Can you pull out each line of the data below that includes the word "Futterer"?

● ● ●

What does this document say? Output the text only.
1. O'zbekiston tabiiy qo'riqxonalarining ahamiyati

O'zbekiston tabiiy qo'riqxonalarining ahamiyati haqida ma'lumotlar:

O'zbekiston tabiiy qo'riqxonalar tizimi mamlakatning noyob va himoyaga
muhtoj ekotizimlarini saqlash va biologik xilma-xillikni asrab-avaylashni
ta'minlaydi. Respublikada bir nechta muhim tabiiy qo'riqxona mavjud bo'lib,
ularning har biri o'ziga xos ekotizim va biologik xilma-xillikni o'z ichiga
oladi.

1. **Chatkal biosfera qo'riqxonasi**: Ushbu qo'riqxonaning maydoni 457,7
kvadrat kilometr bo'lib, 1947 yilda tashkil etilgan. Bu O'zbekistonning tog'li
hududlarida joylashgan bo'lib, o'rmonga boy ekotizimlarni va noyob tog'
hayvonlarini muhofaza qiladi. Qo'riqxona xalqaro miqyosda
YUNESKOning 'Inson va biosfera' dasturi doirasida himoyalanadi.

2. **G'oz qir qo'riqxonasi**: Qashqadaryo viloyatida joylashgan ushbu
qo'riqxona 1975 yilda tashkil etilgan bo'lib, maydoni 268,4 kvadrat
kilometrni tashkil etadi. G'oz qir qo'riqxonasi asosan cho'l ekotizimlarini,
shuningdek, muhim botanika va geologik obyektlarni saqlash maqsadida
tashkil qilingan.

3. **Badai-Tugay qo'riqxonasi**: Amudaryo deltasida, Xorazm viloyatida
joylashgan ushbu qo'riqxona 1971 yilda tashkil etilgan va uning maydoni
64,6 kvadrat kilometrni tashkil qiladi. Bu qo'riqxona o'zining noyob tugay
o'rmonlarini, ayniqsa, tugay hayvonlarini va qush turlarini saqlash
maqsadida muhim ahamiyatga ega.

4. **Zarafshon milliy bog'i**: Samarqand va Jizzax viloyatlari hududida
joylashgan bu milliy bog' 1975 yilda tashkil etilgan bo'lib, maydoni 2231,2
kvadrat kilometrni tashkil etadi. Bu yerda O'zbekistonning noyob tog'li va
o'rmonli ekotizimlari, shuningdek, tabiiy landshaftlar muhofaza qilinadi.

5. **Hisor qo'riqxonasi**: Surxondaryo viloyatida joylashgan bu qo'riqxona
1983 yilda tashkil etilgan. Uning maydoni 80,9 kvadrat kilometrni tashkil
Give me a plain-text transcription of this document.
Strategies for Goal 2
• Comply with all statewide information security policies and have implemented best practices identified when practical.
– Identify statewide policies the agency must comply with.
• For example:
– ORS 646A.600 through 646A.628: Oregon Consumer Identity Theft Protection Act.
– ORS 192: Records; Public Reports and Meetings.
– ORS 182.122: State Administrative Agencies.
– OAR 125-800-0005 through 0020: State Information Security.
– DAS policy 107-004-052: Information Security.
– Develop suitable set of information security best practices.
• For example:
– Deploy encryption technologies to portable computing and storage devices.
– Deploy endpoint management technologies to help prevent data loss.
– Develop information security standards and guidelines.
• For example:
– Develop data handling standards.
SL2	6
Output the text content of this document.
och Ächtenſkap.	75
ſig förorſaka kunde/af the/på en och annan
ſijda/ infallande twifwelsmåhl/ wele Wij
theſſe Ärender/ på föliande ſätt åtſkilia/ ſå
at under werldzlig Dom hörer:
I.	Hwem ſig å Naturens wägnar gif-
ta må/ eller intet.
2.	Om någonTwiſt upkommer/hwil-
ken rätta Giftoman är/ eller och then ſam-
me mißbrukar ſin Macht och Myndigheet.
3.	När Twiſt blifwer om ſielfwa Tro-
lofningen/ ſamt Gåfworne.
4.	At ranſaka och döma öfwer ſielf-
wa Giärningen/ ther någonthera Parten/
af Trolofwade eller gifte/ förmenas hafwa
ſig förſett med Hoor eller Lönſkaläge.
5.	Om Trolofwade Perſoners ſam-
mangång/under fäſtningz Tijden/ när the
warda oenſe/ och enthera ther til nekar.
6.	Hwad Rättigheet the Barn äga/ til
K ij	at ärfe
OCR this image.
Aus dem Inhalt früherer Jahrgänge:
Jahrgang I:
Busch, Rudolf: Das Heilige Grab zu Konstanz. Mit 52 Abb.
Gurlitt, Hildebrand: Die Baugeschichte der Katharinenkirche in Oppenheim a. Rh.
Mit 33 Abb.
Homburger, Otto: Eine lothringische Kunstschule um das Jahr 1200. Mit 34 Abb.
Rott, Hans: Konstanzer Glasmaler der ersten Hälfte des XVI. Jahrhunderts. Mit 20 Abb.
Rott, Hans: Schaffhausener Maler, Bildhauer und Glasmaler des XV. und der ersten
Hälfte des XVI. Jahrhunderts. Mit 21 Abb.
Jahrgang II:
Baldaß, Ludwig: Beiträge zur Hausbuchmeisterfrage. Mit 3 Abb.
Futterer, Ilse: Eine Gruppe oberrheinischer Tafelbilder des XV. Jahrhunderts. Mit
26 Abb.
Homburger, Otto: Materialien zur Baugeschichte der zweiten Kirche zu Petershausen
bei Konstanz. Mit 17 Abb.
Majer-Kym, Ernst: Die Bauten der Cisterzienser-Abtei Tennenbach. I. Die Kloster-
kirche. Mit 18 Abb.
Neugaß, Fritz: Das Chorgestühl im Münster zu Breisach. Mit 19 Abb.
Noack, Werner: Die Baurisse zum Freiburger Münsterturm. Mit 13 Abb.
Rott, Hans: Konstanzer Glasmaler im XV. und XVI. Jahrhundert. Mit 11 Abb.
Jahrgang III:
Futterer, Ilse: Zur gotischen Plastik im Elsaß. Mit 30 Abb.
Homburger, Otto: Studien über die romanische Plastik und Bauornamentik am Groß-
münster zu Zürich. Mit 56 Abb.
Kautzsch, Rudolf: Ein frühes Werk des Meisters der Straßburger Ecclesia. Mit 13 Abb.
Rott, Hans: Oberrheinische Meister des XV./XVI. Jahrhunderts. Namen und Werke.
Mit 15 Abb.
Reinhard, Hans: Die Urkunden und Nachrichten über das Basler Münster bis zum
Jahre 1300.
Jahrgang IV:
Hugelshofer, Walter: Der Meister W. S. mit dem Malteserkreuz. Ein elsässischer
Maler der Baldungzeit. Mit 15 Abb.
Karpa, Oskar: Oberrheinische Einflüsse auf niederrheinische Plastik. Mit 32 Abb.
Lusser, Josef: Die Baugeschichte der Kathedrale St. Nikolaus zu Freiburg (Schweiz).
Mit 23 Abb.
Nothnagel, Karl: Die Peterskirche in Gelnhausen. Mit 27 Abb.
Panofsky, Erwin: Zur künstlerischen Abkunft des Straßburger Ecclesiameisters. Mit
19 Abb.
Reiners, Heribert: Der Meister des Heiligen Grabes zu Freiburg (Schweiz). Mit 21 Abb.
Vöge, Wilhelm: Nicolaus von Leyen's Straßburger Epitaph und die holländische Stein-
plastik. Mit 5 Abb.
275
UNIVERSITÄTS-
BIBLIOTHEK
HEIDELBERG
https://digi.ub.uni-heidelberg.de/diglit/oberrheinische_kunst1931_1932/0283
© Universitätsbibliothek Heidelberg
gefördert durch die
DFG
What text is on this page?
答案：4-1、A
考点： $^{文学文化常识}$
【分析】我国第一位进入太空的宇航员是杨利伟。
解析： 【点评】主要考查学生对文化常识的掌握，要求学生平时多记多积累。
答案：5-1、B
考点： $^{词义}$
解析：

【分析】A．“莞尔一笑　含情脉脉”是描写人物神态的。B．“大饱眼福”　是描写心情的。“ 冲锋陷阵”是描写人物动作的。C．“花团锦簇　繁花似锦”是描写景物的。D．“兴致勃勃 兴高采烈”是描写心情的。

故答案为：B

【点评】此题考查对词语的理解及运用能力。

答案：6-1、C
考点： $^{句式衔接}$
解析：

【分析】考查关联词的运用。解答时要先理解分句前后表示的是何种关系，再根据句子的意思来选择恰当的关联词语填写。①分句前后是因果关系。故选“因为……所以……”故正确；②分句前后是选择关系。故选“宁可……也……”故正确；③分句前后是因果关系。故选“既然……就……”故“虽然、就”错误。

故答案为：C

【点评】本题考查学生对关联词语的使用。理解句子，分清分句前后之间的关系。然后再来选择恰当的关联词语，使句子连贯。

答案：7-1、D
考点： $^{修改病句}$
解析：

● ● ●

* _SOLVED PROBLEM_:
Futterer, Ilse: Eine Gruppe oberrheinischer Tafelbilder des XV. Jahrhunderts. Mit
Futterer, Ilse: Zur gotischen Plastik im Elsaß. Mit 30 Abb.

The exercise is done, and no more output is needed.